━━━━━ Information supplied

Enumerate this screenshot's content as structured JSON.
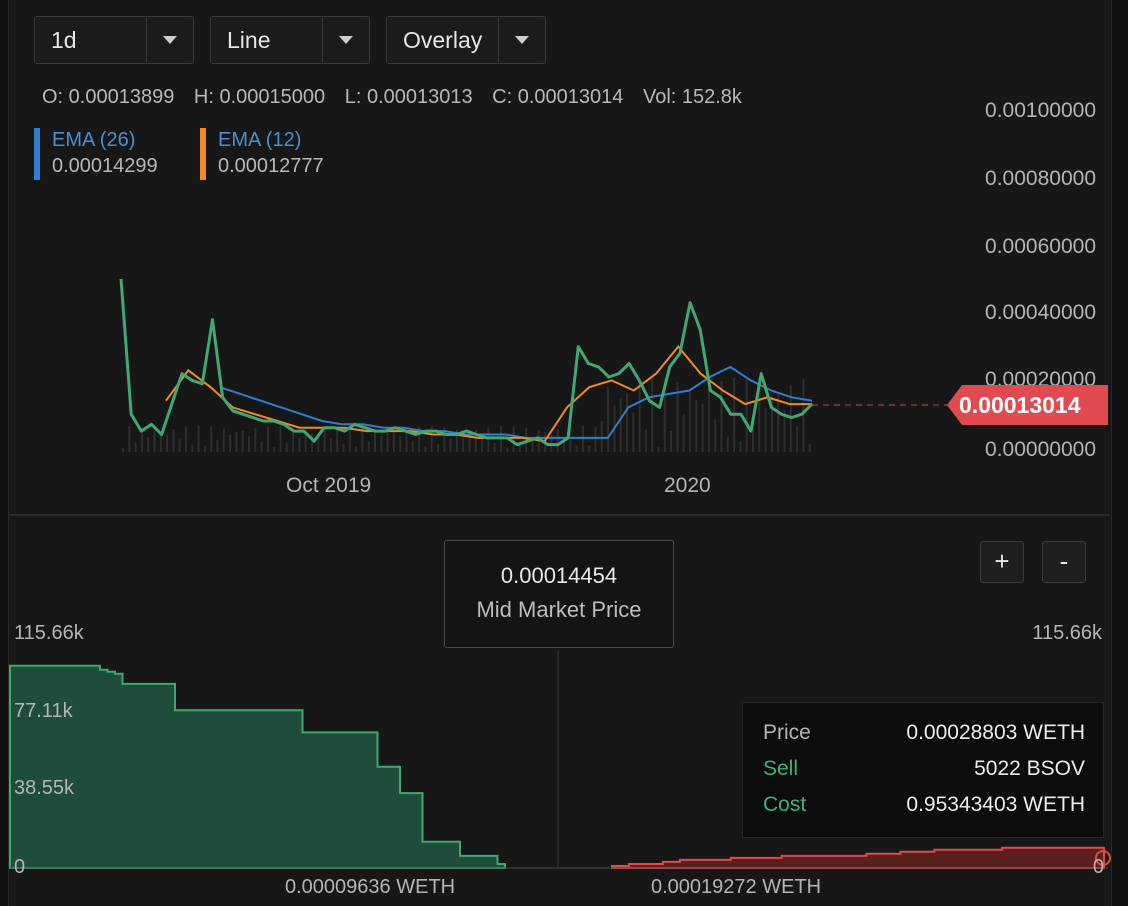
{
  "toolbar": {
    "interval": "1d",
    "chart_style": "Line",
    "mode": "Overlay"
  },
  "ohlc": {
    "open": "O: 0.00013899",
    "high": "H: 0.00015000",
    "low": "L: 0.00013013",
    "close": "C: 0.00013014",
    "volume": "Vol: 152.8k"
  },
  "indicators": [
    {
      "name": "EMA (26)",
      "value": "0.00014299",
      "color": "#2f7fd0"
    },
    {
      "name": "EMA (12)",
      "value": "0.00012777",
      "color": "#f08a24"
    }
  ],
  "current_price": "0.00013014",
  "mid_market": {
    "price": "0.00014454",
    "label": "Mid Market Price"
  },
  "zoom": {
    "in": "+",
    "out": "-"
  },
  "tooltip": {
    "price_label": "Price",
    "price_value": "0.00028803 WETH",
    "sell_label": "Sell",
    "sell_value": "5022 BSOV",
    "cost_label": "Cost",
    "cost_value": "0.95343403 WETH"
  },
  "colors": {
    "price_line": "#3fa873",
    "ema26": "#2f7fd0",
    "ema12": "#f08a24",
    "bid": "#1e5a45",
    "ask": "#e04a4a",
    "tag": "#e14b50"
  },
  "chart_data": [
    {
      "type": "line",
      "y_ticks": [
        "0.00100000",
        "0.00080000",
        "0.00060000",
        "0.00040000",
        "0.00020000",
        "0.00000000"
      ],
      "ylim": [
        0,
        0.001
      ],
      "x_ticks": [
        "Oct 2019",
        "2020"
      ],
      "series": [
        {
          "name": "",
          "values": [
            0.0005,
            0.0001,
            5e-05,
            7e-05,
            4e-05,
            0.00013,
            0.00022,
            0.0002,
            0.00019,
            0.00038,
            0.00015,
            0.00011,
            0.0001,
            9e-05,
            8e-05,
            8e-05,
            7e-05,
            5e-05,
            5e-05,
            2e-05,
            6e-05,
            6e-05,
            5e-05,
            7e-05,
            6e-05,
            5e-05,
            5e-05,
            6e-05,
            5e-05,
            4e-05,
            5e-05,
            5e-05,
            4e-05,
            4e-05,
            5e-05,
            4e-05,
            3e-05,
            3e-05,
            3e-05,
            1e-05,
            2e-05,
            3e-05,
            1e-05,
            1e-05,
            3e-05,
            0.0003,
            0.00025,
            0.00024,
            0.00021,
            0.00022,
            0.00025,
            0.0002,
            0.00014,
            0.00012,
            0.00024,
            0.00028,
            0.00043,
            0.00035,
            0.00017,
            0.00015,
            0.0001,
            0.0001,
            5e-05,
            0.00022,
            0.00012,
            0.0001,
            9e-05,
            0.0001,
            0.00013
          ]
        },
        {
          "name": "EMA (26)",
          "values": [
            0.00018,
            0.00016,
            0.00014,
            0.00012,
            0.0001,
            8e-05,
            7e-05,
            7e-05,
            6e-05,
            6e-05,
            5e-05,
            5e-05,
            4e-05,
            4e-05,
            4e-05,
            3e-05,
            3e-05,
            3e-05,
            3e-05,
            3e-05,
            0.00012,
            0.00015,
            0.00016,
            0.00017,
            0.00021,
            0.00024,
            0.0002,
            0.00017,
            0.00015,
            0.00014
          ]
        },
        {
          "name": "EMA (12)",
          "values": [
            0.00014,
            0.00023,
            0.00018,
            0.00012,
            0.0001,
            8e-05,
            6e-05,
            6e-05,
            6e-05,
            5e-05,
            5e-05,
            5e-05,
            4e-05,
            4e-05,
            3e-05,
            3e-05,
            3e-05,
            2e-05,
            0.00012,
            0.00018,
            0.0002,
            0.00017,
            0.00022,
            0.0003,
            0.00022,
            0.00017,
            0.00013,
            0.00015,
            0.00013,
            0.00013
          ]
        }
      ]
    },
    {
      "type": "area",
      "y_ticks": [
        "115.66k",
        "77.11k",
        "38.55k",
        "0"
      ],
      "ylim": [
        0,
        115.66
      ],
      "x_ticks": [
        "0.00009636 WETH",
        "0.00019272 WETH"
      ],
      "series": [
        {
          "name": "",
          "values": [
            100,
            100,
            100,
            100,
            100,
            100,
            100,
            100,
            100,
            100,
            100,
            100,
            98,
            97,
            96,
            91,
            91,
            91,
            91,
            91,
            91,
            91,
            78,
            78,
            78,
            78,
            78,
            78,
            78,
            78,
            78,
            78,
            78,
            78,
            78,
            78,
            78,
            78,
            78,
            67,
            67,
            67,
            67,
            67,
            67,
            67,
            67,
            67,
            67,
            50,
            50,
            50,
            37,
            37,
            37,
            13,
            13,
            13,
            13,
            13,
            6,
            6,
            6,
            6,
            6,
            2
          ]
        },
        {
          "name": "",
          "values": [
            1,
            2,
            2,
            3,
            4,
            4,
            4,
            5,
            5,
            5,
            6,
            6,
            6,
            6,
            6,
            7,
            7,
            8,
            8,
            9,
            9,
            9,
            9,
            10,
            10,
            10,
            10,
            10,
            10
          ]
        }
      ]
    }
  ]
}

━━━━━━━━━━

[Work to do]
Extract all lines that hold the word "WETH".

[The answer]
    "price_value": "0.00028803 WETH",
    "cost_value": "0.95343403 WETH"
        "0.00009636 WETH",
        "0.00019272 WETH"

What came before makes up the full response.